#### RECORD SET ####

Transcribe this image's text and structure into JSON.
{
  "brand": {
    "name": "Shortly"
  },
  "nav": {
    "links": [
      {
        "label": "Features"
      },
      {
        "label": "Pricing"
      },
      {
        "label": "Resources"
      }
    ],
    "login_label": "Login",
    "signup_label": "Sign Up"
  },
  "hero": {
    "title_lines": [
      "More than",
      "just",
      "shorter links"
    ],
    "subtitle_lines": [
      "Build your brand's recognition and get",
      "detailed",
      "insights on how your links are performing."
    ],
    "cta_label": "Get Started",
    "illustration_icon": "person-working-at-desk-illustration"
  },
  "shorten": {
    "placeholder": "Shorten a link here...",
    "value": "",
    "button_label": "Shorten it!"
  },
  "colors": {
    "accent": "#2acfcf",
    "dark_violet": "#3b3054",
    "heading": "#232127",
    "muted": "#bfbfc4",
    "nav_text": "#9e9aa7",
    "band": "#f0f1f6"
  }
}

####

Look through the records and gather every line containing "links".

▸ IN RESPONSE:
    "links": [
      "shorter links"
      "insights on how your links are performing."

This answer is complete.